(Dataset records)
=====

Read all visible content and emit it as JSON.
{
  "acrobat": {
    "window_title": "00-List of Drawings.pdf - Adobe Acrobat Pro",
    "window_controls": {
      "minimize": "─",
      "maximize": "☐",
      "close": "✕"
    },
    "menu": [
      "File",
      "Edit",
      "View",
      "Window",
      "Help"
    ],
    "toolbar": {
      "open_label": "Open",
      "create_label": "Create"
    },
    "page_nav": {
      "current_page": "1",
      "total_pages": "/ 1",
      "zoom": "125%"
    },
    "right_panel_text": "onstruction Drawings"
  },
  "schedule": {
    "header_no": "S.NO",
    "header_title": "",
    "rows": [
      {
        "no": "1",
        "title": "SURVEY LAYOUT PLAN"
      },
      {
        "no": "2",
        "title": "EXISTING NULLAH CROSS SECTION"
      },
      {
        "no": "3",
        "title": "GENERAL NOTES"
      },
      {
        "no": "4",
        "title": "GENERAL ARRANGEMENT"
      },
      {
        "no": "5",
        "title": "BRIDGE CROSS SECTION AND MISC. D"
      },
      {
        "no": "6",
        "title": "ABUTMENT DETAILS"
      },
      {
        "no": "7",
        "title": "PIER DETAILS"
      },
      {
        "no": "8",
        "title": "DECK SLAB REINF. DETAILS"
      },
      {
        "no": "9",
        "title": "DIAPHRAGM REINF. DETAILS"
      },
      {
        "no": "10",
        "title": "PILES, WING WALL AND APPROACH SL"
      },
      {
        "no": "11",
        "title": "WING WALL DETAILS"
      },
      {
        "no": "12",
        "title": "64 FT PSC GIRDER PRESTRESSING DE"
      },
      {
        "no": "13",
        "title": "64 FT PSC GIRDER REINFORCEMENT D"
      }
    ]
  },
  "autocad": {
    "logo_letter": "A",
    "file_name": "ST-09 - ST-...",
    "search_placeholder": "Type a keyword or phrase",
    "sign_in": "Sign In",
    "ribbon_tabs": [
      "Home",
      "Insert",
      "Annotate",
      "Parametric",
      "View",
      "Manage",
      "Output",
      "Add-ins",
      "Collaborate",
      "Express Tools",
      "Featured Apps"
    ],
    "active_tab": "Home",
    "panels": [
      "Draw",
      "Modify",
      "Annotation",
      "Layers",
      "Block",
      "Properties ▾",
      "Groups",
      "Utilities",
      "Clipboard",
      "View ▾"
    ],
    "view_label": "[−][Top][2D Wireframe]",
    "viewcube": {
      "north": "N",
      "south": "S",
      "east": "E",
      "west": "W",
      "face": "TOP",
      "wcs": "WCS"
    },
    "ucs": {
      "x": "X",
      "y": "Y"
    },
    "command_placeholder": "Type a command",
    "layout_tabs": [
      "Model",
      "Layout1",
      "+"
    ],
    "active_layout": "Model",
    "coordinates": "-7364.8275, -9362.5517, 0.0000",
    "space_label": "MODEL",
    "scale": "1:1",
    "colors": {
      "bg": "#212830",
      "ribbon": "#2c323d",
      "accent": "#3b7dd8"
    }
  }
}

=====

GIVEN INSTRUCTION – Only lines holding the string "SECTION" are wanted; gather each one from the entries above.

ANSWER TO THE PROBLEM –
        "title": "EXISTING NULLAH CROSS SECTION"
        "title": "BRIDGE CROSS SECTION AND MISC. D"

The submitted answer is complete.